§ **Problem description**
Express every line of the items below as a Markdown table with two columns, Row and Line text. Number each row and leave out blank lines.

§ **Provided data**

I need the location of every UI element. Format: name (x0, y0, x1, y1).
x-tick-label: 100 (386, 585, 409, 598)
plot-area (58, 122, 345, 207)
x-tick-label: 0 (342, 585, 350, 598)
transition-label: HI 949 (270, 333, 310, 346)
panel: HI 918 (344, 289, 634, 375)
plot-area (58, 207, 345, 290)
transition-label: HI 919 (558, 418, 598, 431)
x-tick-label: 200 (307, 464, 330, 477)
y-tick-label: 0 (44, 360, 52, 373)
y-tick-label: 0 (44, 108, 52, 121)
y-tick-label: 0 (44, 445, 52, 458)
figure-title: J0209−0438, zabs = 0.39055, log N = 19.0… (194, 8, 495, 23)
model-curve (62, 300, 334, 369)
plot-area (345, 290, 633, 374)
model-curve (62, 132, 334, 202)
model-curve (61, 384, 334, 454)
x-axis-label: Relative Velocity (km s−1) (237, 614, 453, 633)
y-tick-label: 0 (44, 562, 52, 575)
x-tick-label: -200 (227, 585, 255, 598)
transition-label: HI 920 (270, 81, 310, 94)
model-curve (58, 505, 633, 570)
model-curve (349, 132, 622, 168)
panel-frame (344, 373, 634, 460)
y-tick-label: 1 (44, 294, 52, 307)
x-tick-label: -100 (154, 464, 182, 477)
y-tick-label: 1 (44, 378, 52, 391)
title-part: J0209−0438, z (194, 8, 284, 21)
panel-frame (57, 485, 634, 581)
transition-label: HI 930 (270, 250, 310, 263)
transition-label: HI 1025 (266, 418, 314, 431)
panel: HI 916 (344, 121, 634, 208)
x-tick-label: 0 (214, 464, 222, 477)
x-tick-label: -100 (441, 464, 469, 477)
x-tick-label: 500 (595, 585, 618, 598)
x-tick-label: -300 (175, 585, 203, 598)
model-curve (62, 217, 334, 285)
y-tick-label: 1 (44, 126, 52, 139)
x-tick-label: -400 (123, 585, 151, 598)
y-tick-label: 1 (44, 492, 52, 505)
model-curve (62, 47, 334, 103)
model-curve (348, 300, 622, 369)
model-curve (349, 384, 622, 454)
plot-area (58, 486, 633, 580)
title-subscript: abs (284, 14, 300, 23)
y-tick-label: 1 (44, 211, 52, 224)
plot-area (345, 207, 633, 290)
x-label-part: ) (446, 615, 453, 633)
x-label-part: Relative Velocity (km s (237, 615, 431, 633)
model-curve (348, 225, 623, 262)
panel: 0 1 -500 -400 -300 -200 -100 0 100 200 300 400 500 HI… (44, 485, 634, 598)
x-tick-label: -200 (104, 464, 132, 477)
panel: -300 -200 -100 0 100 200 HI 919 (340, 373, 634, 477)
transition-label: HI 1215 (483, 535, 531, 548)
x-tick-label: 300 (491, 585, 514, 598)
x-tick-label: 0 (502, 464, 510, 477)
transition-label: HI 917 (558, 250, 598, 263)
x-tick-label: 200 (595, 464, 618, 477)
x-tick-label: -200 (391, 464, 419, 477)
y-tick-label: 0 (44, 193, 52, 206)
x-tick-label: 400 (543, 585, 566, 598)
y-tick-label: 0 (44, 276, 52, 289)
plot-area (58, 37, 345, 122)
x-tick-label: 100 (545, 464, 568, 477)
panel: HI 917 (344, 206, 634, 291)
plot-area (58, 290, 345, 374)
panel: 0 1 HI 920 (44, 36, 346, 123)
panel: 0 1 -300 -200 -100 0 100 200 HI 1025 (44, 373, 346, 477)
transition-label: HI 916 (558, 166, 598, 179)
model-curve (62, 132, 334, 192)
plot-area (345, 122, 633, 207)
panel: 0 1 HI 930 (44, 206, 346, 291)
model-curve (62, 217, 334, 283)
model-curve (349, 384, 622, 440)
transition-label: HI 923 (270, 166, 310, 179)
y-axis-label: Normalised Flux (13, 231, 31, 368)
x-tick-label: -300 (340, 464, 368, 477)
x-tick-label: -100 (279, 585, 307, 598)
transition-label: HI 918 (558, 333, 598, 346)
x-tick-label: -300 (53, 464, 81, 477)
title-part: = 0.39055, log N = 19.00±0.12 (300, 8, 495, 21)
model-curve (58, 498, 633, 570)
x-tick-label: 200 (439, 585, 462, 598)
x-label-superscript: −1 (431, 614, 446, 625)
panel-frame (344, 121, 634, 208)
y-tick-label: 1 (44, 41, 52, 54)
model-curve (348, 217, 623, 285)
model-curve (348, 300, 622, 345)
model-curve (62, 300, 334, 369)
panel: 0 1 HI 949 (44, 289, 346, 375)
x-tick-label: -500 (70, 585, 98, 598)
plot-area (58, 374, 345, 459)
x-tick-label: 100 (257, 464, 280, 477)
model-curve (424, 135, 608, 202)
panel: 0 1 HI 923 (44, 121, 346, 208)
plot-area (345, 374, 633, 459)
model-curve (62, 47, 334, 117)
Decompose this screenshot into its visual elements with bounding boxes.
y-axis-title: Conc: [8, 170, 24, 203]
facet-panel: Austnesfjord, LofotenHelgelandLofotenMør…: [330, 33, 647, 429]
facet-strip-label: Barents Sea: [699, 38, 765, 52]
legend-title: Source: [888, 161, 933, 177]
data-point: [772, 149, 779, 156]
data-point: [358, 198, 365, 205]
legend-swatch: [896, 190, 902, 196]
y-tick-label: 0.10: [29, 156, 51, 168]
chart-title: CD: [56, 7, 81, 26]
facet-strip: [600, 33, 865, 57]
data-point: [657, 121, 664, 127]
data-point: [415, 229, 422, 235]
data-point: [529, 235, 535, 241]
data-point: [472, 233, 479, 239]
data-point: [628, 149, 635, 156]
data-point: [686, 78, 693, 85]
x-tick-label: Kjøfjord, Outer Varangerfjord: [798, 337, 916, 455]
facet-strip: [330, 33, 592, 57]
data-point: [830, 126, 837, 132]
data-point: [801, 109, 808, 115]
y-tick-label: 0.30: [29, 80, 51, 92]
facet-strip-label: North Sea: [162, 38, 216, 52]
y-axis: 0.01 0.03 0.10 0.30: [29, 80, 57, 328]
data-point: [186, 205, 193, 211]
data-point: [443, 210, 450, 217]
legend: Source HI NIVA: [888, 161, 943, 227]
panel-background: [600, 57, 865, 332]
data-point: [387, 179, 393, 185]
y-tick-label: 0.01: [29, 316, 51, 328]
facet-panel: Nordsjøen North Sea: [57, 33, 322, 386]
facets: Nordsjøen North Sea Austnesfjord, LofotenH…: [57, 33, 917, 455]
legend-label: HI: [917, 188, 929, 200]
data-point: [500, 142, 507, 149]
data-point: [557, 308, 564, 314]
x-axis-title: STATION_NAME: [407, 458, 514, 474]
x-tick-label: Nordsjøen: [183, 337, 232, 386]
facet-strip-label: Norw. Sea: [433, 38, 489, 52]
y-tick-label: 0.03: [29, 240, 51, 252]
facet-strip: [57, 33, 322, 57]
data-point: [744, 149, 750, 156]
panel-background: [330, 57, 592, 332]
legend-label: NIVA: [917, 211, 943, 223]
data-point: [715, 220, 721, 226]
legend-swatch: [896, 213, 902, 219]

§ **Task output**
| Row | Line text |
|---|---|
| 1 | I need the location of every UI element. Format: name (x0, y0, x1, y1). |
| 2 | x-tick-label: 100 (386, 585, 409, 598) |
| 3 | plot-area (58, 122, 345, 207) |
| 4 | x-tick-label: 0 (342, 585, 350, 598) |
| 5 | transition-label: HI 949 (270, 333, 310, 346) |
| 6 | panel: HI 918 (344, 289, 634, 375) |
| 7 | plot-area (58, 207, 345, 290) |
| 8 | transition-label: HI 919 (558, 418, 598, 431) |
| 9 | x-tick-label: 200 (307, 464, 330, 477) |
| 10 | y-tick-label: 0 (44, 360, 52, 373) |
| 11 | y-tick-label: 0 (44, 108, 52, 121) |
| 12 | y-tick-label: 0 (44, 445, 52, 458) |
| 13 | figure-title: J0209−0438, zabs = 0.39055, log N = 19.0… (194, 8, 495, 23) |
| 14 | model-curve (62, 300, 334, 369) |
| 15 | plot-area (345, 290, 633, 374) |
| 16 | model-curve (62, 132, 334, 202) |
| 17 | model-curve (61, 384, 334, 454) |
| 18 | x-axis-label: Relative Velocity (km s−1) (237, 614, 453, 633) |
| 19 | y-tick-label: 0 (44, 562, 52, 575) |
| 20 | x-tick-label: -200 (227, 585, 255, 598) |
| 21 | transition-label: HI 920 (270, 81, 310, 94) |
| 22 | model-curve (58, 505, 633, 570) |
| 23 | model-curve (349, 132, 622, 168) |
| 24 | panel-frame (344, 373, 634, 460) |
| 25 | y-tick-label: 1 (44, 294, 52, 307) |
| 26 | x-tick-label: -100 (154, 464, 182, 477) |
| 27 | y-tick-label: 1 (44, 378, 52, 391) |
| 28 | title-part: J0209−0438, z (194, 8, 284, 21) |
| 29 | panel-frame (57, 485, 634, 581) |
| 30 | transition-label: HI 930 (270, 250, 310, 263) |
| 31 | transition-label: HI 1025 (266, 418, 314, 431) |
| 32 | panel: HI 916 (344, 121, 634, 208) |
| 33 | x-tick-label: 0 (214, 464, 222, 477) |
| 34 | x-tick-label: -100 (441, 464, 469, 477) |
| 35 | x-tick-label: 500 (595, 585, 618, 598) |
| 36 | x-tick-label: -300 (175, 585, 203, 598) |
| 37 | model-curve (62, 217, 334, 285) |
| 38 | y-tick-label: 1 (44, 126, 52, 139) |
| 39 | x-tick-label: -400 (123, 585, 151, 598) |
| 40 | y-tick-label: 1 (44, 492, 52, 505) |
| 41 | model-curve (62, 47, 334, 103) |
| 42 | model-curve (348, 300, 622, 369) |
| 43 | model-curve (349, 384, 622, 454) |
| 44 | plot-area (58, 486, 633, 580) |
| 45 | title-subscript: abs (284, 14, 300, 23) |
| 46 | y-tick-label: 1 (44, 211, 52, 224) |
| 47 | plot-area (345, 207, 633, 290) |
| 48 | x-label-part: ) (446, 615, 453, 633) |
| 49 | x-label-part: Relative Velocity (km s (237, 615, 431, 633) |
| 50 | model-curve (348, 225, 623, 262) |
| 51 | panel: 0 1 -500 -400 -300 -200 -100 0 100 200 300 400 500 HI… (44, 485, 634, 598) |
| 52 | x-tick-label: -200 (104, 464, 132, 477) |
| 53 | panel: -300 -200 -100 0 100 200 HI 919 (340, 373, 634, 477) |
| 54 | transition-label: HI 1215 (483, 535, 531, 548) |
| 55 | x-tick-label: 300 (491, 585, 514, 598) |
| 56 | x-tick-label: 0 (502, 464, 510, 477) |
| 57 | transition-label: HI 917 (558, 250, 598, 263) |
| 58 | x-tick-label: 200 (595, 464, 618, 477) |
| 59 | x-tick-label: -200 (391, 464, 419, 477) |
| 60 | y-tick-label: 0 (44, 193, 52, 206) |
| 61 | x-tick-label: 400 (543, 585, 566, 598) |
| 62 | y-tick-label: 0 (44, 276, 52, 289) |
| 63 | plot-area (58, 37, 345, 122) |
| 64 | x-tick-label: 100 (545, 464, 568, 477) |
| 65 | panel: HI 917 (344, 206, 634, 291) |
| 66 | plot-area (58, 290, 345, 374) |
| 67 | panel: 0 1 HI 920 (44, 36, 346, 123) |
| 68 | panel: 0 1 -300 -200 -100 0 100 200 HI 1025 (44, 373, 346, 477) |
| 69 | transition-label: HI 916 (558, 166, 598, 179) |
| 70 | model-curve (62, 132, 334, 192) |
| 71 | plot-area (345, 122, 633, 207) |
| 72 | panel: 0 1 HI 930 (44, 206, 346, 291) |
| 73 | model-curve (62, 217, 334, 283) |
| 74 | model-curve (349, 384, 622, 440) |
| 75 | transition-label: HI 923 (270, 166, 310, 179) |
| 76 | y-axis-label: Normalised Flux (13, 231, 31, 368) |
| 77 | x-tick-label: -300 (340, 464, 368, 477) |
| 78 | x-tick-label: -100 (279, 585, 307, 598) |
| 79 | transition-label: HI 918 (558, 333, 598, 346) |
| 80 | x-tick-label: -300 (53, 464, 81, 477) |
| 81 | title-part: = 0.39055, log N = 19.00±0.12 (300, 8, 495, 21) |
| 82 | model-curve (58, 498, 633, 570) |
| 83 | x-tick-label: 200 (439, 585, 462, 598) |
| 84 | x-label-superscript: −1 (431, 614, 446, 625) |
| 85 | panel-frame (344, 121, 634, 208) |
| 86 | y-tick-label: 1 (44, 41, 52, 54) |
| 87 | model-curve (348, 217, 623, 285) |
| 88 | model-curve (348, 300, 622, 345) |
| 89 | model-curve (62, 300, 334, 369) |
| 90 | panel: 0 1 HI 949 (44, 289, 346, 375) |
| 91 | x-tick-label: -500 (70, 585, 98, 598) |
| 92 | plot-area (58, 374, 345, 459) |
| 93 | x-tick-label: 100 (257, 464, 280, 477) |
| 94 | model-curve (424, 135, 608, 202) |
| 95 | panel: 0 1 HI 923 (44, 121, 346, 208) |
| 96 | plot-area (345, 374, 633, 459) |
| 97 | model-curve (62, 47, 334, 117) |
| 98 | Decompose this screenshot into its visual elements with bounding boxes. |
| 99 | y-axis-title: Conc: [8, 170, 24, 203] |
| 100 | facet-panel: Austnesfjord, LofotenHelgelandLofotenMør…: [330, 33, 647, 429] |
| 101 | facet-strip-label: Barents Sea: [699, 38, 765, 52] |
| 102 | legend-title: Source: [888, 161, 933, 177] |
| 103 | data-point: [772, 149, 779, 156] |
| 104 | data-point: [358, 198, 365, 205] |
| 105 | legend-swatch: [896, 190, 902, 196] |
| 106 | y-tick-label: 0.10: [29, 156, 51, 168] |
| 107 | chart-title: CD: [56, 7, 81, 26] |
| 108 | facet-strip: [600, 33, 865, 57] |
| 109 | data-point: [657, 121, 664, 127] |
| 110 | data-point: [415, 229, 422, 235] |
| 111 | data-point: [529, 235, 535, 241] |
| 112 | data-point: [472, 233, 479, 239] |
| 113 | data-point: [628, 149, 635, 156] |
| 114 | data-point: [686, 78, 693, 85] |
| 115 | x-tick-label: Kjøfjord, Outer Varangerfjord: [798, 337, 916, 455] |
| 116 | facet-strip: [330, 33, 592, 57] |
| 117 | data-point: [830, 126, 837, 132] |
| 118 | data-point: [801, 109, 808, 115] |
| 119 | y-tick-label: 0.30: [29, 80, 51, 92] |
| 120 | facet-strip-label: North Sea: [162, 38, 216, 52] |
| 121 | y-axis: 0.01 0.03 0.10 0.30: [29, 80, 57, 328] |
| 122 | data-point: [186, 205, 193, 211] |
| 123 | data-point: [443, 210, 450, 217] |
| 124 | legend: Source HI NIVA: [888, 161, 943, 227] |
| 125 | panel-background: [600, 57, 865, 332] |
| 126 | data-point: [387, 179, 393, 185] |
| 127 | y-tick-label: 0.01: [29, 316, 51, 328] |
| 128 | facet-panel: Nordsjøen North Sea: [57, 33, 322, 386] |
| 129 | facets: Nordsjøen North Sea Austnesfjord, LofotenH…: [57, 33, 917, 455] |
| 130 | legend-label: HI: [917, 188, 929, 200] |
| 131 | data-point: [500, 142, 507, 149] |
| 132 | data-point: [557, 308, 564, 314] |
| 133 | x-axis-title: STATION_NAME: [407, 458, 514, 474] |
| 134 | x-tick-label: Nordsjøen: [183, 337, 232, 386] |
| 135 | facet-strip-label: Norw. Sea: [433, 38, 489, 52] |
| 136 | y-tick-label: 0.03: [29, 240, 51, 252] |
| 137 | facet-strip: [57, 33, 322, 57] |
| 138 | data-point: [744, 149, 750, 156] |
| 139 | panel-background: [330, 57, 592, 332] |
| 140 | legend-label: NIVA: [917, 211, 943, 223] |
| 141 | data-point: [715, 220, 721, 226] |
| 142 | legend-swatch: [896, 213, 902, 219] |